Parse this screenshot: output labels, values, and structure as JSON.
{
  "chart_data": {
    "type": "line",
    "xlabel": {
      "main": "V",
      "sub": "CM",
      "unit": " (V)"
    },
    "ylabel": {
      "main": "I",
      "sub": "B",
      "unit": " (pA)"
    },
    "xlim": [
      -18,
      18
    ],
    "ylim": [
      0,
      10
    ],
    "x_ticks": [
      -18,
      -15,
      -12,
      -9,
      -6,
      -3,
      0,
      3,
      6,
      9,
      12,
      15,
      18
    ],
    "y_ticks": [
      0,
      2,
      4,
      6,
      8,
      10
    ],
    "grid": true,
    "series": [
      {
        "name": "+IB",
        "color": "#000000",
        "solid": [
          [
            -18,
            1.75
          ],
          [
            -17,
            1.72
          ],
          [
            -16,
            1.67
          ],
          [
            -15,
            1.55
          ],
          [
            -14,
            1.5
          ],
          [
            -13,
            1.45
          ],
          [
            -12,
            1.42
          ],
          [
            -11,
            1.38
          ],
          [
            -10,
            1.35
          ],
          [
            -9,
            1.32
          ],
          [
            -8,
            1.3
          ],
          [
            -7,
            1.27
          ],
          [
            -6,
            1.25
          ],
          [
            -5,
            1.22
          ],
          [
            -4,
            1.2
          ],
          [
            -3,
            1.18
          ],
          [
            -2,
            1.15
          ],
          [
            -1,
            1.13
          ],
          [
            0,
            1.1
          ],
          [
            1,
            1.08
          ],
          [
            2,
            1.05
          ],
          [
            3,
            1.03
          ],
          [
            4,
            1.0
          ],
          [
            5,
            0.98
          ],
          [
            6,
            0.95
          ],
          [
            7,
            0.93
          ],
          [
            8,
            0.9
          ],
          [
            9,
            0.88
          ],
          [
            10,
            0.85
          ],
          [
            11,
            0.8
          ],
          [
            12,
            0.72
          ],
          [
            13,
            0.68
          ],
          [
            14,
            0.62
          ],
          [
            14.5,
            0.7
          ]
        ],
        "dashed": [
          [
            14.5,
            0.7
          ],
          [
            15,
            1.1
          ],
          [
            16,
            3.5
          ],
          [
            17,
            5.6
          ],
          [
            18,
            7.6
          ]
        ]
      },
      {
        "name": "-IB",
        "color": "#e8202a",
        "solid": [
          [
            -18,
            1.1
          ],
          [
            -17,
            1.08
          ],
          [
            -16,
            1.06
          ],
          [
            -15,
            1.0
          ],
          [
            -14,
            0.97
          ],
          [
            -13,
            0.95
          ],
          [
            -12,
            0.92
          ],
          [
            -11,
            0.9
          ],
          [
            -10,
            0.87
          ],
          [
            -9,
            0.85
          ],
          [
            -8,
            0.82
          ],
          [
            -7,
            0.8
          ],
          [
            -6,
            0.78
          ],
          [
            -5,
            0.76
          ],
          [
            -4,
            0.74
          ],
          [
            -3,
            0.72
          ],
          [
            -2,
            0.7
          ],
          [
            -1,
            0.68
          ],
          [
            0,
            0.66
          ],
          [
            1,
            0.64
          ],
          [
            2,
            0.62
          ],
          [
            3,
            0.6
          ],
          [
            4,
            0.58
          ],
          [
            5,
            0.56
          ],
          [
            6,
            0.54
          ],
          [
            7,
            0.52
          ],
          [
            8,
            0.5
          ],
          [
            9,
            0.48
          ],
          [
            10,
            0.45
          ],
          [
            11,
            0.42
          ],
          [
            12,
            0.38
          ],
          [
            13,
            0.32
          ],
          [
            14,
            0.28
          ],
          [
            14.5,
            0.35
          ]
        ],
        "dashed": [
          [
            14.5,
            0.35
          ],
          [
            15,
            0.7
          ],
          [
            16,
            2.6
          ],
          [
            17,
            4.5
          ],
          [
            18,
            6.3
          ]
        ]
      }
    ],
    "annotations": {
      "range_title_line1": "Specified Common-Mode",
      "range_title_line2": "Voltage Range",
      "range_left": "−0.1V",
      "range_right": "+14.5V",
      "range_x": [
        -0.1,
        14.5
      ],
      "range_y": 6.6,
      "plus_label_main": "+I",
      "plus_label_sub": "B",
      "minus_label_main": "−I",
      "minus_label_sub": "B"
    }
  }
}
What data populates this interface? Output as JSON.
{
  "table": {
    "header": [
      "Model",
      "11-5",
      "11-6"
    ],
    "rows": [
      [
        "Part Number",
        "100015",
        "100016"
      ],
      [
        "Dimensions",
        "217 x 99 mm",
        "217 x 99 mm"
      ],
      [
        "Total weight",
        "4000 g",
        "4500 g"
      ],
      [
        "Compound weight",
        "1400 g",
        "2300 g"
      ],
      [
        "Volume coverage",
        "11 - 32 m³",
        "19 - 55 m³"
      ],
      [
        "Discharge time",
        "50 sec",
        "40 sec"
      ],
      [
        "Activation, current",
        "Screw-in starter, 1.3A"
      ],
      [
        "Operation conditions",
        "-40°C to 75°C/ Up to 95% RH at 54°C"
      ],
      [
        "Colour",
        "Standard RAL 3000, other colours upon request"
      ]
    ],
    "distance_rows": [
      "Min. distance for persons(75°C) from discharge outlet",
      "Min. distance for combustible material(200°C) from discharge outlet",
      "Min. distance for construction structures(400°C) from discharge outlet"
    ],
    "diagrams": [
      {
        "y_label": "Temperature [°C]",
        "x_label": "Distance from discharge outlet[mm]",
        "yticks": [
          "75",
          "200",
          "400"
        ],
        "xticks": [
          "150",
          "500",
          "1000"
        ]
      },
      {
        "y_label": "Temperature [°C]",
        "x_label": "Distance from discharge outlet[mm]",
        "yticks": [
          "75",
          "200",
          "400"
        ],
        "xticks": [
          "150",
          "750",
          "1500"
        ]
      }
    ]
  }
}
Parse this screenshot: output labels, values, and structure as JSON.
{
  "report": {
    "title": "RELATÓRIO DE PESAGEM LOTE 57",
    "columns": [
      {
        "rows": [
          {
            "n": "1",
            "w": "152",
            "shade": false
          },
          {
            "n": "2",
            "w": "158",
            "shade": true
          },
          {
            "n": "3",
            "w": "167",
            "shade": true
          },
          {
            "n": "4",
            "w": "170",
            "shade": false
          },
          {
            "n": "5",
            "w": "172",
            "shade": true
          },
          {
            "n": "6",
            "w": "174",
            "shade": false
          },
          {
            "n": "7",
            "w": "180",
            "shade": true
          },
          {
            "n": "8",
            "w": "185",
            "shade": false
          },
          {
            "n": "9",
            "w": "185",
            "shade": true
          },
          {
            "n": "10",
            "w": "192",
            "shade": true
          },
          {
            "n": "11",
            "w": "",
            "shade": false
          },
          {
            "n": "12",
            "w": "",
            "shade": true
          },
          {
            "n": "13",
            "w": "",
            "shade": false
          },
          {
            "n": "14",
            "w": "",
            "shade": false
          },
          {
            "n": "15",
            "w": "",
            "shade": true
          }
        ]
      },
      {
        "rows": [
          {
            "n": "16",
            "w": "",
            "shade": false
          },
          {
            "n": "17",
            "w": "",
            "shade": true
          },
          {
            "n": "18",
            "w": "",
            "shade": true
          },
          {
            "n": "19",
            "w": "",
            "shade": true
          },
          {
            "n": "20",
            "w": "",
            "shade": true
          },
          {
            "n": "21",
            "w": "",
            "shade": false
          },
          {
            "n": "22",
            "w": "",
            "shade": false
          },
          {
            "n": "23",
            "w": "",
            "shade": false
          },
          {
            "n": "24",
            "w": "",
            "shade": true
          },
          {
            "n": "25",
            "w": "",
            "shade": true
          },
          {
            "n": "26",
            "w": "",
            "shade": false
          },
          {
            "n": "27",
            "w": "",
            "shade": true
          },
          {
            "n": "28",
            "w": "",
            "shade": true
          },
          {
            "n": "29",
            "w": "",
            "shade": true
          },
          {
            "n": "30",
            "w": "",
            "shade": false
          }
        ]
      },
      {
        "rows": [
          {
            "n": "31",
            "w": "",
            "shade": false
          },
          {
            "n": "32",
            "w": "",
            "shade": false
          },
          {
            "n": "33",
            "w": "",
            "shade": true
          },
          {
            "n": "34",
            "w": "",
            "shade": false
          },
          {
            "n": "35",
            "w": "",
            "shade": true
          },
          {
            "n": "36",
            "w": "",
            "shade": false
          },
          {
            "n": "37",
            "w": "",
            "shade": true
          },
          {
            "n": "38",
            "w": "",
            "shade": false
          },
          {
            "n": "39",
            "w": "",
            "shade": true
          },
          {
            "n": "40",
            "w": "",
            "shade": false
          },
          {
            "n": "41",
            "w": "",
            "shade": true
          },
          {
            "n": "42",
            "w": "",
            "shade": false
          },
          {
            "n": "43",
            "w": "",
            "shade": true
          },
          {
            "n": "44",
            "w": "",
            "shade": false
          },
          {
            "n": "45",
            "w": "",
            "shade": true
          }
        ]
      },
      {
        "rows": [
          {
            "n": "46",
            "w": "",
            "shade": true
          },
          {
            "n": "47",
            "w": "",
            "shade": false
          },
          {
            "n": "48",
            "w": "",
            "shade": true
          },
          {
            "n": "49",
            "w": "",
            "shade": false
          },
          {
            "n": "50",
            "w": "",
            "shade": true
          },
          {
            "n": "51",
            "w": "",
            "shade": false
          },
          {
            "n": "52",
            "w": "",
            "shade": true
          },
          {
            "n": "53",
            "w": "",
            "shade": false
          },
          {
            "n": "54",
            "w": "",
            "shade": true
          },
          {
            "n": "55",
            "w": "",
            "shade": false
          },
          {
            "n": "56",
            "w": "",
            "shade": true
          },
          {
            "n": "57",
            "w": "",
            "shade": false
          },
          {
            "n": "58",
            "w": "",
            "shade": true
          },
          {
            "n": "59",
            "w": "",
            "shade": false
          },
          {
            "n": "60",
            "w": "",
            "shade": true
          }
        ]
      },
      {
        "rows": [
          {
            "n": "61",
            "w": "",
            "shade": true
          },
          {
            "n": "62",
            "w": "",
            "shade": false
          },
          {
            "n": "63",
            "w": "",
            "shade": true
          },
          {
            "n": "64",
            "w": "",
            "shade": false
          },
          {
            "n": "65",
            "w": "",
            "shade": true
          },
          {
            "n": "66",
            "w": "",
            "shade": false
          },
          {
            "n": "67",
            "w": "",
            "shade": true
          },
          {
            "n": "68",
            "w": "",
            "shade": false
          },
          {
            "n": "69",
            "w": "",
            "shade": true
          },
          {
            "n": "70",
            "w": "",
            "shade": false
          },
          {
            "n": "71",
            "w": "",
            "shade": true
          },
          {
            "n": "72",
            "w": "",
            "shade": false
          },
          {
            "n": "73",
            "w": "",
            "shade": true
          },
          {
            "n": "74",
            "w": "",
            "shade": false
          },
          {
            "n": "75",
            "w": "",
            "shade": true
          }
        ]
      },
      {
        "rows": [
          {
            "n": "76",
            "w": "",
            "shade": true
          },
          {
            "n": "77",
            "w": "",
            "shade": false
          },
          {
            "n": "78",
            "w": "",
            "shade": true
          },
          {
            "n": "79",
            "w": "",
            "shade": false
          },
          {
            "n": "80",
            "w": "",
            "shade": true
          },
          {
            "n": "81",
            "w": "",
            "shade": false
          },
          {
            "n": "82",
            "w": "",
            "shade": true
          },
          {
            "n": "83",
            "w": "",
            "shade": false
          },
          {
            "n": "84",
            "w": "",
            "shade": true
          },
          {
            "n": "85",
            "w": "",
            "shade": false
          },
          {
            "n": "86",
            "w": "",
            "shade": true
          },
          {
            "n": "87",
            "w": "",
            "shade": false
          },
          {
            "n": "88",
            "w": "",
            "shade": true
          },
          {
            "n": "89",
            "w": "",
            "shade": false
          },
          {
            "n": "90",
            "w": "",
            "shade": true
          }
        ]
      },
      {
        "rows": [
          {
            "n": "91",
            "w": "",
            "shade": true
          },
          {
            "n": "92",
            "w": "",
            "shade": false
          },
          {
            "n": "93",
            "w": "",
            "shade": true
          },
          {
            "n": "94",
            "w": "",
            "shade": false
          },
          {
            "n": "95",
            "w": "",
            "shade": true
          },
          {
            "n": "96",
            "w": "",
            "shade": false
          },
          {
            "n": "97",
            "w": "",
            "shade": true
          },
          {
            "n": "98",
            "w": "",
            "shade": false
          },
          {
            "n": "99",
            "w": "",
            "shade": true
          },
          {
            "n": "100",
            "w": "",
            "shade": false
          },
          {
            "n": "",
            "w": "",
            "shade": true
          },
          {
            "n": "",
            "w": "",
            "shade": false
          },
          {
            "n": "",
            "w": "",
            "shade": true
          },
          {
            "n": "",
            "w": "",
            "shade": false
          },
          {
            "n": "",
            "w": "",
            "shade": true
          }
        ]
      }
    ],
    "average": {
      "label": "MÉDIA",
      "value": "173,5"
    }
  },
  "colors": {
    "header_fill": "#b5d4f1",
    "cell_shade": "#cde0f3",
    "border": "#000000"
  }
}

• [Direction]: Where a line in the entries holds "from", copy that line.

• [Correct response]:
      "Min. distance for persons(75°C) from discharge outlet",
      "Min. distance for combustible material(200°C) from discharge outlet",
      "Min. distance for construction structures(400°C) from discharge outlet"
        "x_label": "Distance from discharge outlet[mm]",
        "x_label": "Distance from discharge outlet[mm]",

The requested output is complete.